### Task statement
Exact repetition of every entry is required.

### Provided information
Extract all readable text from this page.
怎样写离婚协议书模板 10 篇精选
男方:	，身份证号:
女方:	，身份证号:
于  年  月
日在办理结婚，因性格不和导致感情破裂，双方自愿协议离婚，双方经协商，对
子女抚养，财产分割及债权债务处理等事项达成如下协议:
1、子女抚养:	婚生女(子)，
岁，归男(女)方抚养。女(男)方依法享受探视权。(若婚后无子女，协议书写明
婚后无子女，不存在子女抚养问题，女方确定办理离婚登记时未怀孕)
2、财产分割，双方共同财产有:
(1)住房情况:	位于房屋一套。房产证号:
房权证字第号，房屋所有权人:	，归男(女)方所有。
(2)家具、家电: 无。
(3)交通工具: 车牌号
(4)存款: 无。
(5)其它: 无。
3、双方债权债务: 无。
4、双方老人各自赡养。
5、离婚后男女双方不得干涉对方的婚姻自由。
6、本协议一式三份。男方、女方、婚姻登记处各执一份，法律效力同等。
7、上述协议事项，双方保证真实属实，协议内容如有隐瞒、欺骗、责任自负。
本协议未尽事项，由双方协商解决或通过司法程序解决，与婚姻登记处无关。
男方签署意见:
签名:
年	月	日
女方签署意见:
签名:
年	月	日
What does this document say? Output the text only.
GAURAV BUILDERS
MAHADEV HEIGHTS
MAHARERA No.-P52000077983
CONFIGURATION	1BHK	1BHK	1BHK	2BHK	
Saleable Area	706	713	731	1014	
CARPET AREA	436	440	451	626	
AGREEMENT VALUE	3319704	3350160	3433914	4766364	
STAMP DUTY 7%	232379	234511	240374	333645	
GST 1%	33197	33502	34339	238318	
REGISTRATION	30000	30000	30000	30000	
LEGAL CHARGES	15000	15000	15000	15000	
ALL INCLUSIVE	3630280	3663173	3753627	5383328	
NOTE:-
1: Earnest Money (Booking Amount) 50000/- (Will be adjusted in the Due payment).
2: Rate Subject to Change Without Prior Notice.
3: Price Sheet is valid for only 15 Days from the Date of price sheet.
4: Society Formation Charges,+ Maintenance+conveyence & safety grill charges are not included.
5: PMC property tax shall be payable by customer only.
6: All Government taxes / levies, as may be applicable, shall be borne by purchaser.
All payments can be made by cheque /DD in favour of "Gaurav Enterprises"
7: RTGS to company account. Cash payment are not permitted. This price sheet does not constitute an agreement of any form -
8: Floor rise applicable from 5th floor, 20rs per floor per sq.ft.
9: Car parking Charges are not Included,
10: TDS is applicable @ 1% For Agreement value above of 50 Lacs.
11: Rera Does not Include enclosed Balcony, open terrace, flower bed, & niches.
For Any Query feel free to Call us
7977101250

### Written response
Extract all readable text from this page.
怎样写离婚协议书模板 10 篇精选
男方:	，身份证号:
女方:	，身份证号:
于  年  月
日在办理结婚，因性格不和导致感情破裂，双方自愿协议离婚，双方经协商，对
子女抚养，财产分割及债权债务处理等事项达成如下协议:
1、子女抚养:	婚生女(子)，
岁，归男(女)方抚养。女(男)方依法享受探视权。(若婚后无子女，协议书写明
婚后无子女，不存在子女抚养问题，女方确定办理离婚登记时未怀孕)
2、财产分割，双方共同财产有:
(1)住房情况:	位于房屋一套。房产证号:
房权证字第号，房屋所有权人:	，归男(女)方所有。
(2)家具、家电: 无。
(3)交通工具: 车牌号
(4)存款: 无。
(5)其它: 无。
3、双方债权债务: 无。
4、双方老人各自赡养。
5、离婚后男女双方不得干涉对方的婚姻自由。
6、本协议一式三份。男方、女方、婚姻登记处各执一份，法律效力同等。
7、上述协议事项，双方保证真实属实，协议内容如有隐瞒、欺骗、责任自负。
本协议未尽事项，由双方协商解决或通过司法程序解决，与婚姻登记处无关。
男方签署意见:
签名:
年	月	日
女方签署意见:
签名:
年	月	日
What does this document say? Output the text only.
GAURAV BUILDERS
MAHADEV HEIGHTS
MAHARERA No.-P52000077983
CONFIGURATION	1BHK	1BHK	1BHK	2BHK	
Saleable Area	706	713	731	1014	
CARPET AREA	436	440	451	626	
AGREEMENT VALUE	3319704	3350160	3433914	4766364	
STAMP DUTY 7%	232379	234511	240374	333645	
GST 1%	33197	33502	34339	238318	
REGISTRATION	30000	30000	30000	30000	
LEGAL CHARGES	15000	15000	15000	15000	
ALL INCLUSIVE	3630280	3663173	3753627	5383328	
NOTE:-
1: Earnest Money (Booking Amount) 50000/- (Will be adjusted in the Due payment).
2: Rate Subject to Change Without Prior Notice.
3: Price Sheet is valid for only 15 Days from the Date of price sheet.
4: Society Formation Charges,+ Maintenance+conveyence & safety grill charges are not included.
5: PMC property tax shall be payable by customer only.
6: All Government taxes / levies, as may be applicable, shall be borne by purchaser.
All payments can be made by cheque /DD in favour of "Gaurav Enterprises"
7: RTGS to company account. Cash payment are not permitted. This price sheet does not constitute an agreement of any form -
8: Floor rise applicable from 5th floor, 20rs per floor per sq.ft.
9: Car parking Charges are not Included,
10: TDS is applicable @ 1% For Agreement value above of 50 Lacs.
11: Rera Does not Include enclosed Balcony, open terrace, flower bed, & niches.
For Any Query feel free to Call us
7977101250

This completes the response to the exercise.